Entries from a visual dataset:
□ □ □ □ □
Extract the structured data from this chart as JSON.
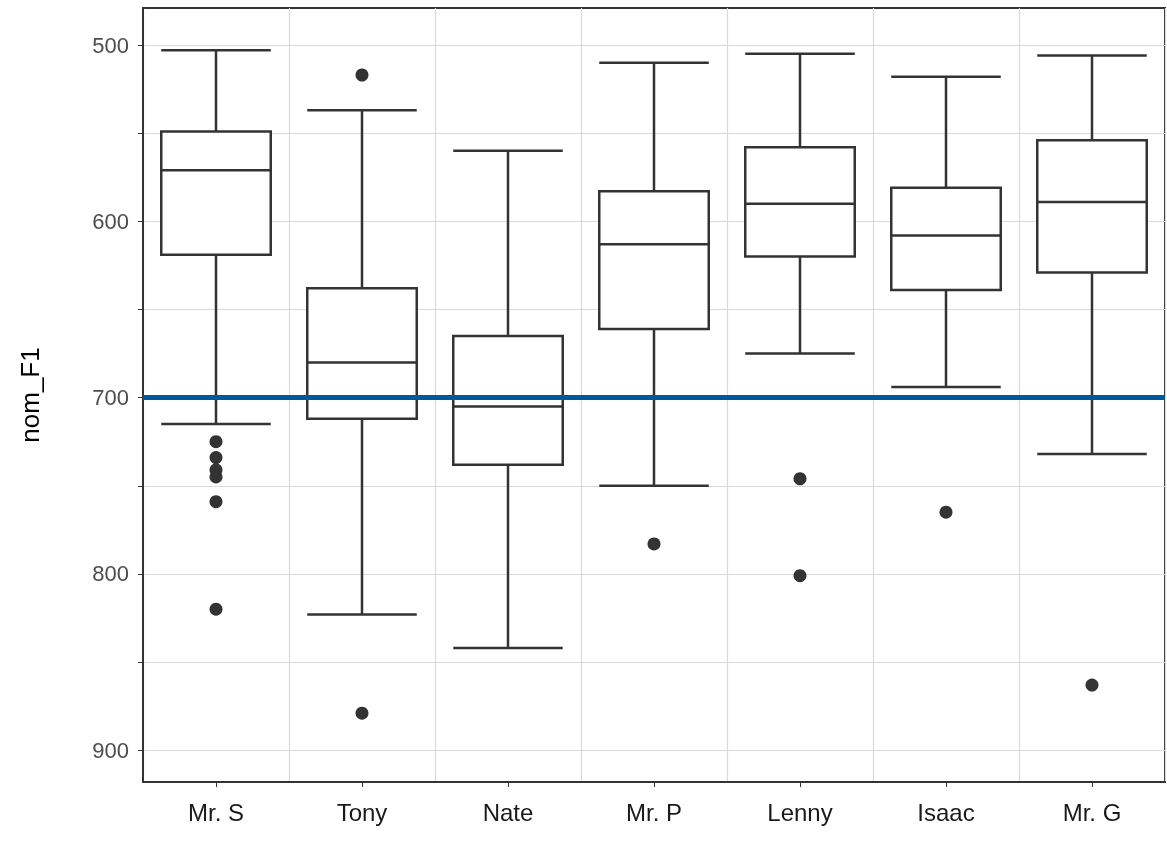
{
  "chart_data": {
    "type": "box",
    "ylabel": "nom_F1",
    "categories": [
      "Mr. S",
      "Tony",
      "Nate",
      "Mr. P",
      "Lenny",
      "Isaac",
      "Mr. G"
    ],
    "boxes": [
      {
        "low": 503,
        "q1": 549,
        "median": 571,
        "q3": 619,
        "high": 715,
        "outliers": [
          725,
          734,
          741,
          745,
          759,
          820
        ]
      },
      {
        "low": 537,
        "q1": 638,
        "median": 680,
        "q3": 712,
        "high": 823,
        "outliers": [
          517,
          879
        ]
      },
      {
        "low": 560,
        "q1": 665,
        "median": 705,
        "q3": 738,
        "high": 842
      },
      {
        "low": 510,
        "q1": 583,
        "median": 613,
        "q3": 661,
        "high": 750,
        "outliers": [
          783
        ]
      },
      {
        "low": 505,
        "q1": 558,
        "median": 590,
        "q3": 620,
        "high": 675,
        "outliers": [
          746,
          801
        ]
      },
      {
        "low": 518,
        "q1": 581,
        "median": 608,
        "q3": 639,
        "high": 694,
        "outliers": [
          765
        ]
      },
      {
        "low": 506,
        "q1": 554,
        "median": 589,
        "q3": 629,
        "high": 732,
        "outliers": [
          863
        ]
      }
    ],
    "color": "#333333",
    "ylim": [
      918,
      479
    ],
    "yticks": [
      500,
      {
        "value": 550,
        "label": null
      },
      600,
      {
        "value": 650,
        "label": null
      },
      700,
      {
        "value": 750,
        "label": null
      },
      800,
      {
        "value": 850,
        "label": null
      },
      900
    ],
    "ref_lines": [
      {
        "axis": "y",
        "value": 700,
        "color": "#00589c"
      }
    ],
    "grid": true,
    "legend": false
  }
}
□ □ □ □ □
TO BE DONE: In the entries above, find each line with the word "value" and show it.

EXERCISE RESULT:
        "value": 550,
        "value": 650,
        "value": 750,
        "value": 850,
        "value": 700,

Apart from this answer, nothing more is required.